= Task =
Reproduce all the entries precisely.

(Data listing)
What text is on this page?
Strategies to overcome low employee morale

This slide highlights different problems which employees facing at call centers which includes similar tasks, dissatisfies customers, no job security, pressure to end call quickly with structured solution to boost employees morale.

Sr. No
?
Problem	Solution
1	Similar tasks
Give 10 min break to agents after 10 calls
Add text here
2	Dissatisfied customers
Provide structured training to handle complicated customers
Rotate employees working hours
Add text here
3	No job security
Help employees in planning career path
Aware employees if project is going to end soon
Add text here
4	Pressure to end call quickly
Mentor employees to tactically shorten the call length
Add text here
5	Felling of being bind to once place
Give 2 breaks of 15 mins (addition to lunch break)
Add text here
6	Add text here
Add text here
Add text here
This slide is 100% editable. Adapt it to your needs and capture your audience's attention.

= Task answer =
What text is on this page?
Strategies to overcome low employee morale

This slide highlights different problems which employees facing at call centers which includes similar tasks, dissatisfies customers, no job security, pressure to end call quickly with structured solution to boost employees morale.

Sr. No
?
Problem	Solution
1	Similar tasks
Give 10 min break to agents after 10 calls
Add text here
2	Dissatisfied customers
Provide structured training to handle complicated customers
Rotate employees working hours
Add text here
3	No job security
Help employees in planning career path
Aware employees if project is going to end soon
Add text here
4	Pressure to end call quickly
Mentor employees to tactically shorten the call length
Add text here
5	Felling of being bind to once place
Give 2 breaks of 15 mins (addition to lunch break)
Add text here
6	Add text here
Add text here
Add text here
This slide is 100% editable. Adapt it to your needs and capture your audience's attention.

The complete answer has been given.